* BEGIN *
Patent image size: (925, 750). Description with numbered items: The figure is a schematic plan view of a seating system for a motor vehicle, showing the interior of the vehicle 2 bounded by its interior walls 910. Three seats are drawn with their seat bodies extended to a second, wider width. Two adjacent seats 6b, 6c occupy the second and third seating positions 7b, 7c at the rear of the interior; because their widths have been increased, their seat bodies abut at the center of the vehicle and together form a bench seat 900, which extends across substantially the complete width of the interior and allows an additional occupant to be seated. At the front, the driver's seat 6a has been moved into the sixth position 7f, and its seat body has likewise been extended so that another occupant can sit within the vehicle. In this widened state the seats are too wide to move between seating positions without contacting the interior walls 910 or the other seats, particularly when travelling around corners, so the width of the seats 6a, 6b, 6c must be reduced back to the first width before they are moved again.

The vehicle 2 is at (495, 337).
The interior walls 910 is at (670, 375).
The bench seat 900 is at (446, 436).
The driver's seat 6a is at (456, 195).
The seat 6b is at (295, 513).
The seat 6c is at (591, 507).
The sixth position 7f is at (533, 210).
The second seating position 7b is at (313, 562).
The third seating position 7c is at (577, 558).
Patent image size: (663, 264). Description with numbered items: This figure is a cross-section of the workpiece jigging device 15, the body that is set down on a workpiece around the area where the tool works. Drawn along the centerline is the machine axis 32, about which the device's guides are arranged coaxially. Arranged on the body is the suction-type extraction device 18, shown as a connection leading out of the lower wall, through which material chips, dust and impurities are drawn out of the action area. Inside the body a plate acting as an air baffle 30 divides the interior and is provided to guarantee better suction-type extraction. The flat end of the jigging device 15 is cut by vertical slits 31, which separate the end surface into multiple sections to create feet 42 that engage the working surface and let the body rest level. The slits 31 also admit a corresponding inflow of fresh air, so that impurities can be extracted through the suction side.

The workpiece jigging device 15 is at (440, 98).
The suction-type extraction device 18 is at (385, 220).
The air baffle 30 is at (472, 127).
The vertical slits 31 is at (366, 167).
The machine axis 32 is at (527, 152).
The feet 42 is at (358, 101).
* END *
WHAT IS NEEDED: Copy out the records word for word, from the line containing "Patent image size: (663, 264)." through the line containing "The workpiece jigging device 15 is", and include both of those lines.

ANSWER IN FULL:
Patent image size: (663, 264). Description with numbered items: This figure is a cross-section of the workpiece jigging device 15, the body that is set down on a workpiece around the area where the tool works. Drawn along the centerline is the machine axis 32, about which the device's guides are arranged coaxially. Arranged on the body is the suction-type extraction device 18, shown as a connection leading out of the lower wall, through which material chips, dust and impurities are drawn out of the action area. Inside the body a plate acting as an air baffle 30 divides the interior and is provided to guarantee better suction-type extraction. The flat end of the jigging device 15 is cut by vertical slits 31, which separate the end surface into multiple sections to create feet 42 that engage the working surface and let the body rest level. The slits 31 also admit a corresponding inflow of fresh air, so that impurities can be extracted through the suction side.

The workpiece jigging device 15 is at (440, 98).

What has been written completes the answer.